### [Given instruction]
Gather all lines in the entries below that include the word "label".

++++ Data lines

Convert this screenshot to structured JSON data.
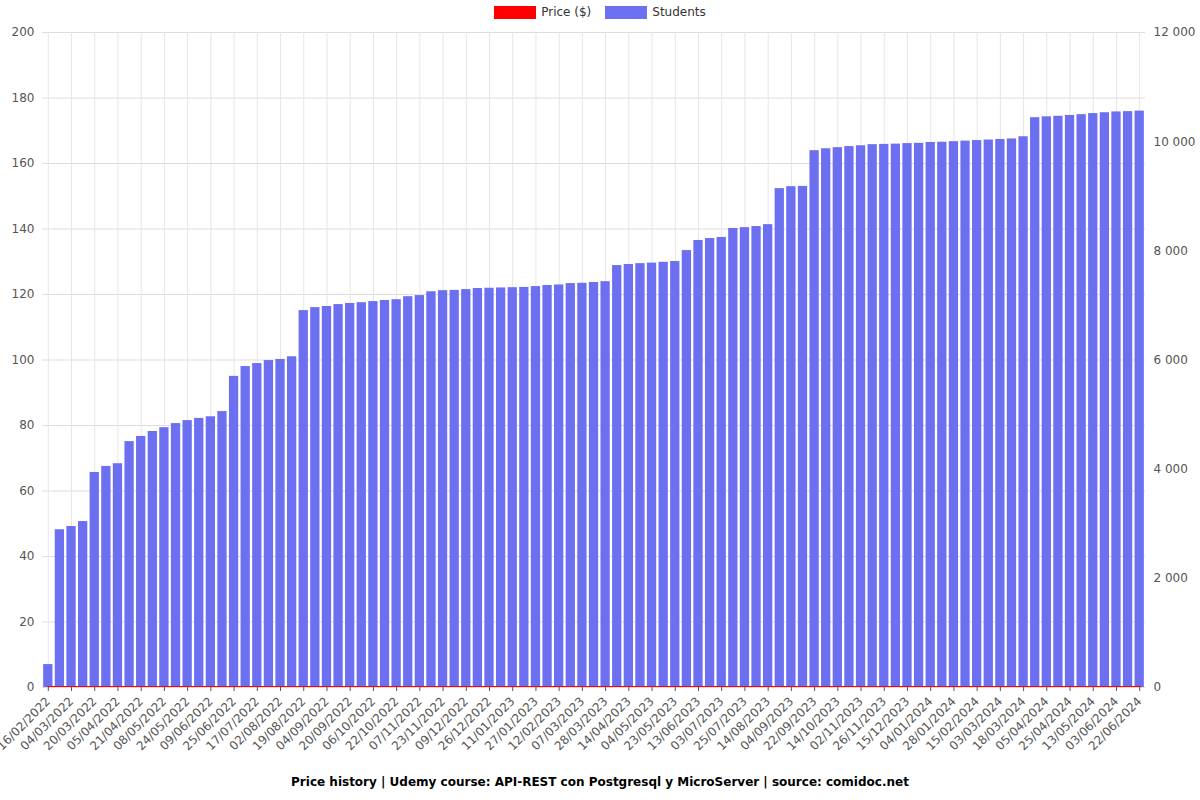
{
  "chart_data": {
    "type": "bar",
    "title": "Price history | Udemy course: API-REST con Postgresql y MicroServer | source: comidoc.net",
    "categories": [
      "16/02/2022",
      null,
      "04/03/2022",
      null,
      "20/03/2022",
      null,
      "05/04/2022",
      null,
      "21/04/2022",
      null,
      "08/05/2022",
      null,
      "24/05/2022",
      null,
      "09/06/2022",
      null,
      "25/06/2022",
      null,
      "17/07/2022",
      null,
      "02/08/2022",
      null,
      "19/08/2022",
      null,
      "04/09/2022",
      null,
      "20/09/2022",
      null,
      "06/10/2022",
      null,
      "22/10/2022",
      null,
      "07/11/2022",
      null,
      "23/11/2022",
      null,
      "09/12/2022",
      null,
      "26/12/2022",
      null,
      "11/01/2023",
      null,
      "27/01/2023",
      null,
      "12/02/2023",
      null,
      "07/03/2023",
      null,
      "28/03/2023",
      null,
      "14/04/2023",
      null,
      "04/05/2023",
      null,
      "23/05/2023",
      null,
      "13/06/2023",
      null,
      "03/07/2023",
      null,
      "25/07/2023",
      null,
      "14/08/2023",
      null,
      "04/09/2023",
      null,
      "22/09/2023",
      null,
      "14/10/2023",
      null,
      "02/11/2023",
      null,
      "26/11/2023",
      null,
      "15/12/2023",
      null,
      "04/01/2024",
      null,
      "28/01/2024",
      null,
      "15/02/2024",
      null,
      "03/03/2024",
      null,
      "18/03/2024",
      null,
      "05/04/2024",
      null,
      "25/04/2024",
      null,
      "13/05/2024",
      null,
      "03/06/2024",
      null,
      "22/06/2024"
    ],
    "series": [
      {
        "name": "Price ($)",
        "type": "line",
        "color": "#ff0000",
        "values": [
          0,
          0,
          0,
          0,
          0,
          0,
          0,
          0,
          0,
          0,
          0,
          0,
          0,
          0,
          0,
          0,
          0,
          0,
          0,
          0,
          0,
          0,
          0,
          0,
          0,
          0,
          0,
          0,
          0,
          0,
          0,
          0,
          0,
          0,
          0,
          0,
          0,
          0,
          0,
          0,
          0,
          0,
          0,
          0,
          0,
          0,
          0,
          0,
          0,
          0,
          0,
          0,
          0,
          0,
          0,
          0,
          0,
          0,
          0,
          0,
          0,
          0,
          0,
          0,
          0,
          0,
          0,
          0,
          0,
          0,
          0,
          0,
          0,
          0,
          0,
          0,
          0,
          0,
          0,
          0,
          0,
          0,
          0,
          0,
          0,
          0,
          0,
          0,
          0,
          0,
          0,
          0,
          0,
          0,
          0
        ]
      },
      {
        "name": "Students",
        "type": "bar",
        "axis": "y2",
        "color": "#6b6ff0",
        "values": [
          420,
          2890,
          2950,
          3040,
          3940,
          4050,
          4100,
          4505,
          4600,
          4690,
          4760,
          4835,
          4890,
          4930,
          4960,
          5055,
          5700,
          5880,
          5935,
          5990,
          6010,
          6060,
          6905,
          6960,
          6980,
          7015,
          7035,
          7050,
          7070,
          7090,
          7105,
          7160,
          7180,
          7250,
          7270,
          7275,
          7290,
          7310,
          7315,
          7320,
          7325,
          7330,
          7345,
          7365,
          7375,
          7400,
          7405,
          7420,
          7435,
          7730,
          7750,
          7765,
          7775,
          7790,
          7805,
          8005,
          8190,
          8225,
          8245,
          8410,
          8425,
          8445,
          8480,
          9140,
          9175,
          9180,
          9835,
          9870,
          9890,
          9910,
          9925,
          9945,
          9950,
          9955,
          9965,
          9970,
          9985,
          9990,
          10000,
          10010,
          10020,
          10030,
          10040,
          10050,
          10090,
          10440,
          10455,
          10465,
          10480,
          10495,
          10515,
          10530,
          10545,
          10550,
          10560
        ]
      }
    ],
    "ylim": [
      0,
      200
    ],
    "yticks": [
      0,
      20,
      40,
      60,
      80,
      100,
      120,
      140,
      160,
      180,
      200
    ],
    "y2lim": [
      0,
      12000
    ],
    "y2ticks": [
      0,
      {
        "value": 2000,
        "label": "2 000"
      },
      {
        "value": 4000,
        "label": "4 000"
      },
      {
        "value": 6000,
        "label": "6 000"
      },
      {
        "value": 8000,
        "label": "8 000"
      },
      {
        "value": 10000,
        "label": "10 000"
      },
      {
        "value": 12000,
        "label": "12 000"
      }
    ],
    "grid": true,
    "legend": "top"
  }
}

++++++++

### [Solution for this task]
        "label": "2 000"
        "label": "4 000"
        "label": "6 000"
        "label": "8 000"
        "label": "10 000"
        "label": "12 000"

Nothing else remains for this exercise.